DO THIS → Each record below should be output verbatim, without pictures.

***

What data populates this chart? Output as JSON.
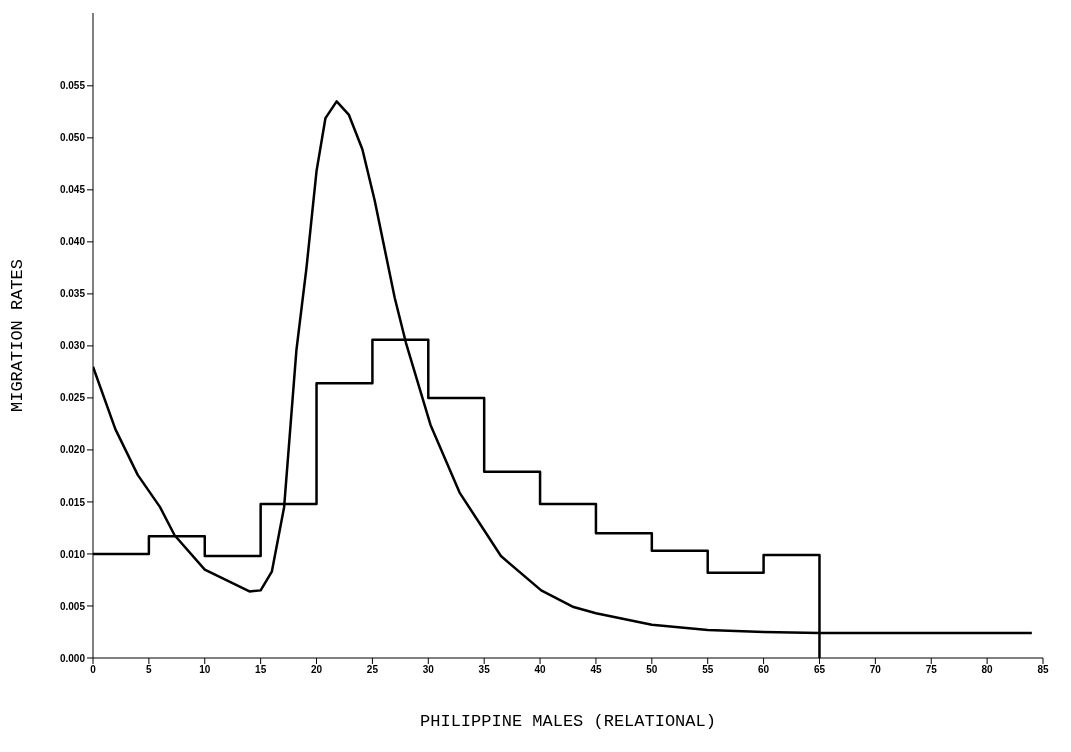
{
  "chart_data": {
    "type": "line",
    "xlabel": "PHILIPPINE MALES (RELATIONAL)",
    "ylabel": "MIGRATION RATES",
    "xlim": [
      0,
      85
    ],
    "xticks": [
      0,
      5,
      10,
      15,
      20,
      25,
      30,
      35,
      40,
      45,
      50,
      55,
      60,
      65,
      70,
      75,
      80,
      85
    ],
    "ylim": [
      0,
      0.062
    ],
    "yticks": [
      {
        "value": 0,
        "label": "0.000"
      },
      {
        "value": 0.005,
        "label": "0.005"
      },
      {
        "value": 0.01,
        "label": "0.010"
      },
      {
        "value": 0.015,
        "label": "0.015"
      },
      {
        "value": 0.02,
        "label": "0.020"
      },
      {
        "value": 0.025,
        "label": "0.025"
      },
      {
        "value": 0.03,
        "label": "0.030"
      },
      {
        "value": 0.035,
        "label": "0.035"
      },
      {
        "value": 0.04,
        "label": "0.040"
      },
      {
        "value": 0.045,
        "label": "0.045"
      },
      {
        "value": 0.05,
        "label": "0.050"
      },
      {
        "value": 0.055,
        "label": "0.055"
      }
    ],
    "grid": false,
    "legend": false,
    "marker": "none",
    "line_style": "solid",
    "series": [
      {
        "type": "step",
        "color": "#000000",
        "x": [
          0,
          5,
          10,
          15,
          20,
          25,
          30,
          35,
          40,
          45,
          50,
          55,
          60,
          65
        ],
        "values": [
          0.01,
          0.0117,
          0.0098,
          0.0148,
          0.0264,
          0.0306,
          0.025,
          0.0179,
          0.0148,
          0.012,
          0.0103,
          0.0082,
          0.0099,
          0
        ]
      },
      {
        "type": "line",
        "color": "#000000",
        "x": [
          0,
          2,
          4,
          6,
          7.3,
          10,
          14,
          15,
          16,
          17.1,
          18.2,
          19.1,
          20,
          20.8,
          21.8,
          22.9,
          24.1,
          25.2,
          27,
          28,
          30.2,
          32.8,
          36.5,
          40.1,
          43,
          45,
          50,
          55,
          60,
          65,
          70,
          75,
          80,
          84
        ],
        "values": [
          0.028,
          0.022,
          0.0176,
          0.0145,
          0.0118,
          0.0085,
          0.0064,
          0.0065,
          0.0083,
          0.0145,
          0.0296,
          0.0375,
          0.0468,
          0.0519,
          0.0535,
          0.0522,
          0.0489,
          0.044,
          0.0346,
          0.0303,
          0.0224,
          0.0159,
          0.0098,
          0.0065,
          0.0049,
          0.0043,
          0.0032,
          0.0027,
          0.0025,
          0.0024,
          0.0024,
          0.0024,
          0.0024,
          0.0024
        ]
      }
    ]
  }
}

***

FINISHED EXERCISE →
What data populates this chart? Output as JSON.
{
  "chart_data": {
    "type": "line",
    "xlabel": "PHILIPPINE MALES (RELATIONAL)",
    "ylabel": "MIGRATION RATES",
    "xlim": [
      0,
      85
    ],
    "xticks": [
      0,
      5,
      10,
      15,
      20,
      25,
      30,
      35,
      40,
      45,
      50,
      55,
      60,
      65,
      70,
      75,
      80,
      85
    ],
    "ylim": [
      0,
      0.062
    ],
    "yticks": [
      {
        "value": 0,
        "label": "0.000"
      },
      {
        "value": 0.005,
        "label": "0.005"
      },
      {
        "value": 0.01,
        "label": "0.010"
      },
      {
        "value": 0.015,
        "label": "0.015"
      },
      {
        "value": 0.02,
        "label": "0.020"
      },
      {
        "value": 0.025,
        "label": "0.025"
      },
      {
        "value": 0.03,
        "label": "0.030"
      },
      {
        "value": 0.035,
        "label": "0.035"
      },
      {
        "value": 0.04,
        "label": "0.040"
      },
      {
        "value": 0.045,
        "label": "0.045"
      },
      {
        "value": 0.05,
        "label": "0.050"
      },
      {
        "value": 0.055,
        "label": "0.055"
      }
    ],
    "grid": false,
    "legend": false,
    "marker": "none",
    "line_style": "solid",
    "series": [
      {
        "type": "step",
        "color": "#000000",
        "x": [
          0,
          5,
          10,
          15,
          20,
          25,
          30,
          35,
          40,
          45,
          50,
          55,
          60,
          65
        ],
        "values": [
          0.01,
          0.0117,
          0.0098,
          0.0148,
          0.0264,
          0.0306,
          0.025,
          0.0179,
          0.0148,
          0.012,
          0.0103,
          0.0082,
          0.0099,
          0
        ]
      },
      {
        "type": "line",
        "color": "#000000",
        "x": [
          0,
          2,
          4,
          6,
          7.3,
          10,
          14,
          15,
          16,
          17.1,
          18.2,
          19.1,
          20,
          20.8,
          21.8,
          22.9,
          24.1,
          25.2,
          27,
          28,
          30.2,
          32.8,
          36.5,
          40.1,
          43,
          45,
          50,
          55,
          60,
          65,
          70,
          75,
          80,
          84
        ],
        "values": [
          0.028,
          0.022,
          0.0176,
          0.0145,
          0.0118,
          0.0085,
          0.0064,
          0.0065,
          0.0083,
          0.0145,
          0.0296,
          0.0375,
          0.0468,
          0.0519,
          0.0535,
          0.0522,
          0.0489,
          0.044,
          0.0346,
          0.0303,
          0.0224,
          0.0159,
          0.0098,
          0.0065,
          0.0049,
          0.0043,
          0.0032,
          0.0027,
          0.0025,
          0.0024,
          0.0024,
          0.0024,
          0.0024,
          0.0024
        ]
      }
    ]
  }
}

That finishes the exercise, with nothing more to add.